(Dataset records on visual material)
——

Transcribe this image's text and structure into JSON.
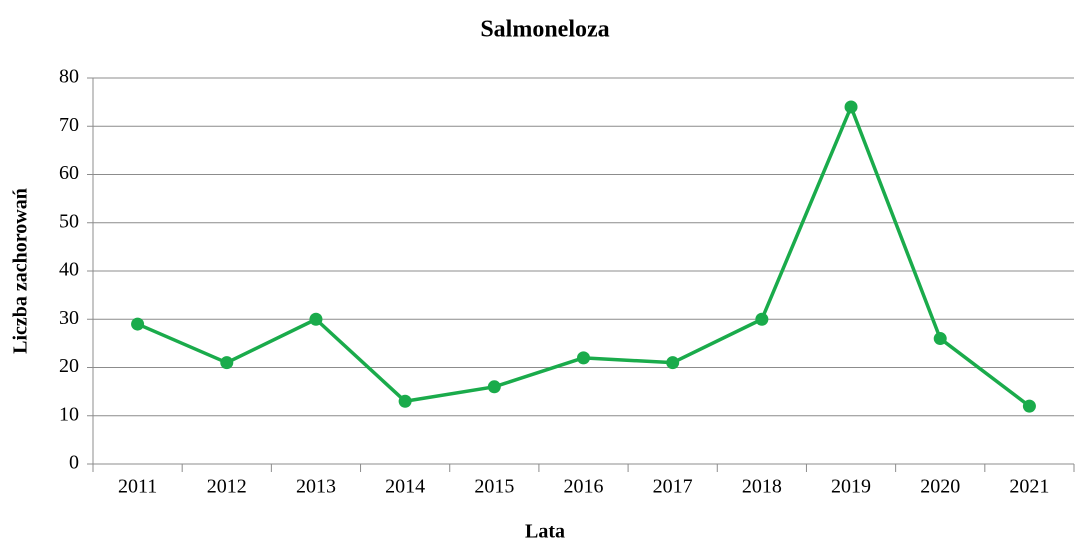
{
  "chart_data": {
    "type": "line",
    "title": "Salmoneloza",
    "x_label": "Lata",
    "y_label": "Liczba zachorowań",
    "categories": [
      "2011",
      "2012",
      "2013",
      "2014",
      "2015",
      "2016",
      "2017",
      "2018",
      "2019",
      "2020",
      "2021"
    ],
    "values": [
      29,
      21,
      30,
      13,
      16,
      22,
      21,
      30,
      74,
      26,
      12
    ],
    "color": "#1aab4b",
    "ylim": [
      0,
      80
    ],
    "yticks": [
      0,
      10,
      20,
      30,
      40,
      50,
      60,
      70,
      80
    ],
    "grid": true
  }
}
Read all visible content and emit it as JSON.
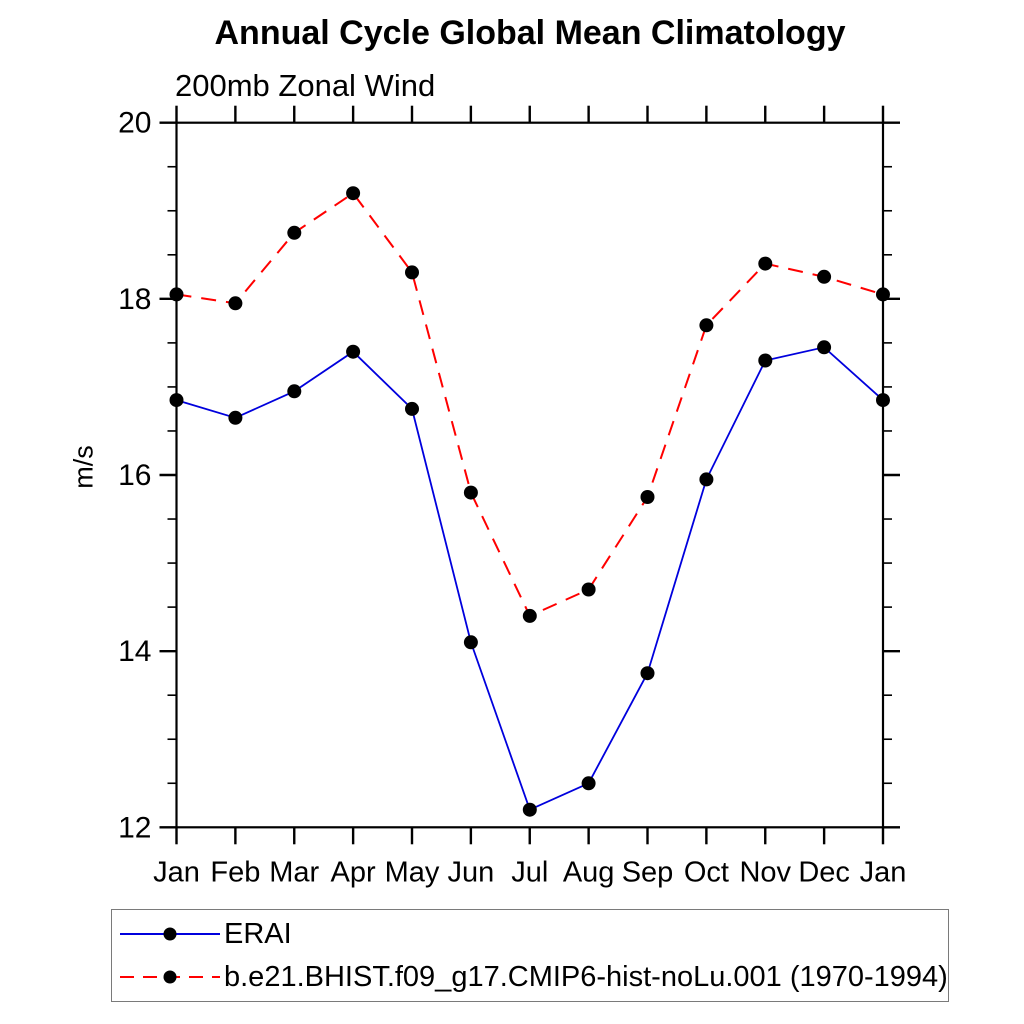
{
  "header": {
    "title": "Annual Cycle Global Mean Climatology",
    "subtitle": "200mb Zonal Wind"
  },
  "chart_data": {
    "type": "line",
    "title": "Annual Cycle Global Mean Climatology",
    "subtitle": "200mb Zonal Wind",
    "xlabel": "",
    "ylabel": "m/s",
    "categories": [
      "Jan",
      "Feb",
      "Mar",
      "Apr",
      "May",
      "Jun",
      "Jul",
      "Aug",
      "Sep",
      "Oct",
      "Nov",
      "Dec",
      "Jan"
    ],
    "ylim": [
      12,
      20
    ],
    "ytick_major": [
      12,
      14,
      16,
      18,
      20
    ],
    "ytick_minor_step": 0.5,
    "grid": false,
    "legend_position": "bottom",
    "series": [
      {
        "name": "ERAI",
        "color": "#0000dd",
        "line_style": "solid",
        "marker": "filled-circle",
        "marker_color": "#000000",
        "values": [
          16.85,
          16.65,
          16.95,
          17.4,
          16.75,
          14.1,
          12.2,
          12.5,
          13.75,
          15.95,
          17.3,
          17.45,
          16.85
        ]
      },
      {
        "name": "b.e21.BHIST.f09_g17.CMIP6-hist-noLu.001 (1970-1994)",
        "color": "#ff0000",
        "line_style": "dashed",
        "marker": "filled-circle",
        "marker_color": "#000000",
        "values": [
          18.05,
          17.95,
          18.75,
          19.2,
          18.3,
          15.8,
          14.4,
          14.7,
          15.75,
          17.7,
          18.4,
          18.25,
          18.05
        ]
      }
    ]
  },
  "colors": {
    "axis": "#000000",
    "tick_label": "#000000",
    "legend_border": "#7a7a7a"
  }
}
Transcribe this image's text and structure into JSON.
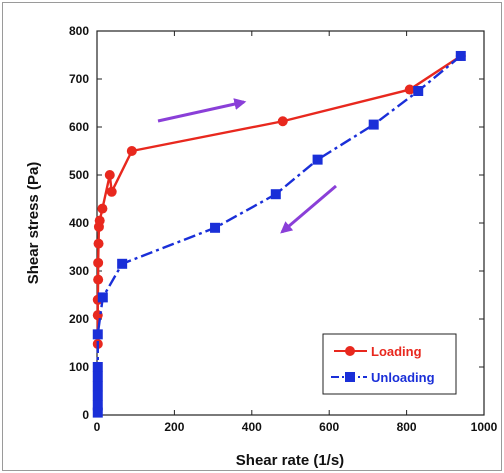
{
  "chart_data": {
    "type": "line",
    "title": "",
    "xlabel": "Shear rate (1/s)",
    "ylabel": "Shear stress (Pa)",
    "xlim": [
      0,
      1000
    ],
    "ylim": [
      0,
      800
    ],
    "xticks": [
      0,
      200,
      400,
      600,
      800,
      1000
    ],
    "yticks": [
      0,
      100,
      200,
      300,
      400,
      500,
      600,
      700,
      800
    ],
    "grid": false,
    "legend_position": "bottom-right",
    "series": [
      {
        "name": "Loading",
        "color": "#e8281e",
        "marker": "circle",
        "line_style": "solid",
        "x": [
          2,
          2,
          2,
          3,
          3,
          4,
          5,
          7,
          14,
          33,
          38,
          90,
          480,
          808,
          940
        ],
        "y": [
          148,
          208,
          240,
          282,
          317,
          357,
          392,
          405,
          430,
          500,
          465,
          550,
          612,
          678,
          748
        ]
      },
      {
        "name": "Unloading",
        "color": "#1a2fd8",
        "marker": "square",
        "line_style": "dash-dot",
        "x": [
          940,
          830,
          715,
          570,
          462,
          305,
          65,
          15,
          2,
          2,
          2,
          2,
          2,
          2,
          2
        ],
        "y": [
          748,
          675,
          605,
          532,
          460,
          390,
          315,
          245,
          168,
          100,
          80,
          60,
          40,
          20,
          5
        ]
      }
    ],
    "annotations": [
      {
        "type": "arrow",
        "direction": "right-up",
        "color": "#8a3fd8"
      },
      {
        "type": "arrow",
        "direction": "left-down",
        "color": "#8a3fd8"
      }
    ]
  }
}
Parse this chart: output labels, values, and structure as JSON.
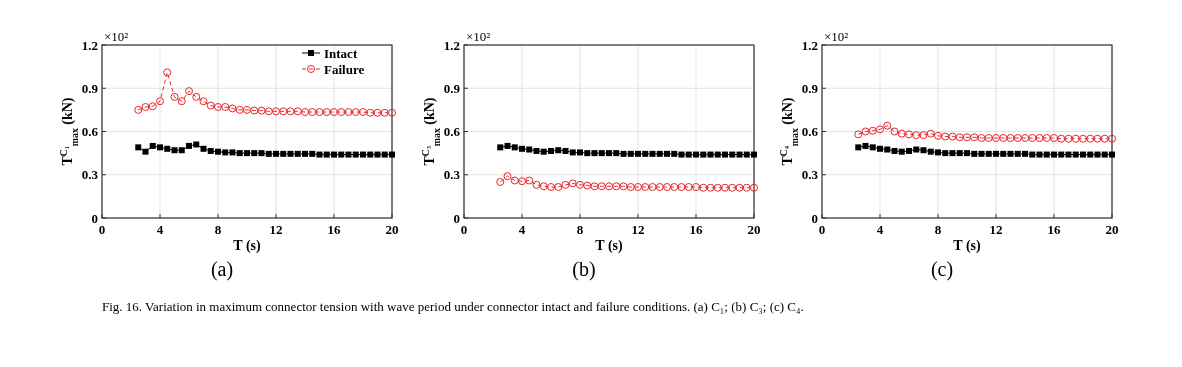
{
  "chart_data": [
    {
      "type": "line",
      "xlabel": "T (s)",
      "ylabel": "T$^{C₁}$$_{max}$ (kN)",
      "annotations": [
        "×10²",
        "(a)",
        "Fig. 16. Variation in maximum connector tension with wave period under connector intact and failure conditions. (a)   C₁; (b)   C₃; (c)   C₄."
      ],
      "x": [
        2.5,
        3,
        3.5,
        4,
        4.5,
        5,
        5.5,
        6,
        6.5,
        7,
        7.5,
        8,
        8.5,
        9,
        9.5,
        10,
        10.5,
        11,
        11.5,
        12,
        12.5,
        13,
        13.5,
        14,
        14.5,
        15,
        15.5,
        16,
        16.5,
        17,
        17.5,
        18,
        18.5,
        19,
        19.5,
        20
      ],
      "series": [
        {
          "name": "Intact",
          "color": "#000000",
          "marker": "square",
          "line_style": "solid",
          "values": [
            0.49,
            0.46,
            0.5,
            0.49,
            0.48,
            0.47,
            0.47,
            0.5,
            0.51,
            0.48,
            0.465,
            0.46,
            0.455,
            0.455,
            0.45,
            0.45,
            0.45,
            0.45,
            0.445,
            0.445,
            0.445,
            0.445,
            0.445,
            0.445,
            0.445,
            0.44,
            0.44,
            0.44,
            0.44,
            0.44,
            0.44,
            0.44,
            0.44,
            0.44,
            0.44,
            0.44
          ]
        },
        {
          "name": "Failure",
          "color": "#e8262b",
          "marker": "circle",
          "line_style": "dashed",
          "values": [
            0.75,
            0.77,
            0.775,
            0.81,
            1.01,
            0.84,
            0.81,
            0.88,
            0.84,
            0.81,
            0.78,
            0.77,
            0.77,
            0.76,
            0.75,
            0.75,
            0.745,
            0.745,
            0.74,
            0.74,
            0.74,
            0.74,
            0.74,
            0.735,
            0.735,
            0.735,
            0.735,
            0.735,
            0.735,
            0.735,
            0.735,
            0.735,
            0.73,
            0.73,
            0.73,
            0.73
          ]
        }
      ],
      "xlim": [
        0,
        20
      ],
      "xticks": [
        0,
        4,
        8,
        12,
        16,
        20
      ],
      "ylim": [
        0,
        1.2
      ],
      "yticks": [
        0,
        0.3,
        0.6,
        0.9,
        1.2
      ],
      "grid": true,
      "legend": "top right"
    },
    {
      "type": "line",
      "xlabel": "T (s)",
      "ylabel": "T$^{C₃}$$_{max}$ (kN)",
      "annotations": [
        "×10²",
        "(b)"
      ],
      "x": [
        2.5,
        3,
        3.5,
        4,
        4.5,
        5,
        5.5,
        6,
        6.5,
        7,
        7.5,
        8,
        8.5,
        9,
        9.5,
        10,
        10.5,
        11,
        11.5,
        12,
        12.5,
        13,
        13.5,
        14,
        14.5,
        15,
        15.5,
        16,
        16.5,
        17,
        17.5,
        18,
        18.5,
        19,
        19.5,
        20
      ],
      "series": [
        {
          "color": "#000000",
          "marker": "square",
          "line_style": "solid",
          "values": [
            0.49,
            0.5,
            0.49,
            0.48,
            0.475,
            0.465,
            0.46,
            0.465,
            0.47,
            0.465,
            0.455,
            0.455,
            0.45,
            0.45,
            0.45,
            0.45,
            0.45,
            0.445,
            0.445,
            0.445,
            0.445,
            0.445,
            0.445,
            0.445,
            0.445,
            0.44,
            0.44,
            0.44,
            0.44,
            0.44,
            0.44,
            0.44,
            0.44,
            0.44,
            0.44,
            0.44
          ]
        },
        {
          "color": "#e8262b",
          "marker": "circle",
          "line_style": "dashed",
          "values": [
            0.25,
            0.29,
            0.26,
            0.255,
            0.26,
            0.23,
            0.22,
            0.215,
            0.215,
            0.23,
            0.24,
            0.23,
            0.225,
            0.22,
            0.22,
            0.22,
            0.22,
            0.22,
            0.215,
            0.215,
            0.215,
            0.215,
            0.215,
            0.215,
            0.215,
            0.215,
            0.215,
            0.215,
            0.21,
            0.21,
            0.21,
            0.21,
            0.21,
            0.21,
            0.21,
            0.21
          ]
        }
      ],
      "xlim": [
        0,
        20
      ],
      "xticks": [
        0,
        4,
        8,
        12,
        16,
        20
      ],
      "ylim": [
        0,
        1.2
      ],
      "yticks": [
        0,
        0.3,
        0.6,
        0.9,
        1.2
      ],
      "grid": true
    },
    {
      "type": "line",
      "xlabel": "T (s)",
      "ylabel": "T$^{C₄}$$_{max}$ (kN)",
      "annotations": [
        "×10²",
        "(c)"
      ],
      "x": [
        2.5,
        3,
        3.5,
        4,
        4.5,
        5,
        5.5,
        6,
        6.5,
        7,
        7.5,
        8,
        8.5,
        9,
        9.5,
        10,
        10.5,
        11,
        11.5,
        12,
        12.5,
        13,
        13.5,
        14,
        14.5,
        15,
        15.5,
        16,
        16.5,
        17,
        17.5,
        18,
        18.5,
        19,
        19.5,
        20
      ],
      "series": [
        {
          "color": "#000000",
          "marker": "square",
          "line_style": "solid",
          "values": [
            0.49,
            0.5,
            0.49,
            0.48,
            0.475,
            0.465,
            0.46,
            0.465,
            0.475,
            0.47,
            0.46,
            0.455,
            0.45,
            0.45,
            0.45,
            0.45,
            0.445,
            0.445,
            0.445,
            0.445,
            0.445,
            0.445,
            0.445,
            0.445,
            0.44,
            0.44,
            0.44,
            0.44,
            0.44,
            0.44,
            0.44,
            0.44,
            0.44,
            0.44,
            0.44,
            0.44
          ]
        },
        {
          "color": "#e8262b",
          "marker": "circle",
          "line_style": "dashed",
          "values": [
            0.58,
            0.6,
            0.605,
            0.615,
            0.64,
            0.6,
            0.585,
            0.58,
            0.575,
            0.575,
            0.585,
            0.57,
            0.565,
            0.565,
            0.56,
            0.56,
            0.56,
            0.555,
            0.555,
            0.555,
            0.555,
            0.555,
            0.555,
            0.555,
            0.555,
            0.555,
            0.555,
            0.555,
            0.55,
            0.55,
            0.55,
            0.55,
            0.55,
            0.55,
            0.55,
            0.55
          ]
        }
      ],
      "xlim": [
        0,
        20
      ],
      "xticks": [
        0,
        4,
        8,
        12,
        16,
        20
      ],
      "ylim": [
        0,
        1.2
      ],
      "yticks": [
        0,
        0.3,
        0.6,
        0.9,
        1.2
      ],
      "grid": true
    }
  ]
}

——

| WHAT TO PRODUCE |
Count the lines above in which the word "name" appears, then state only that count.

| OUTPUT FOR THIS EXERCISE |
6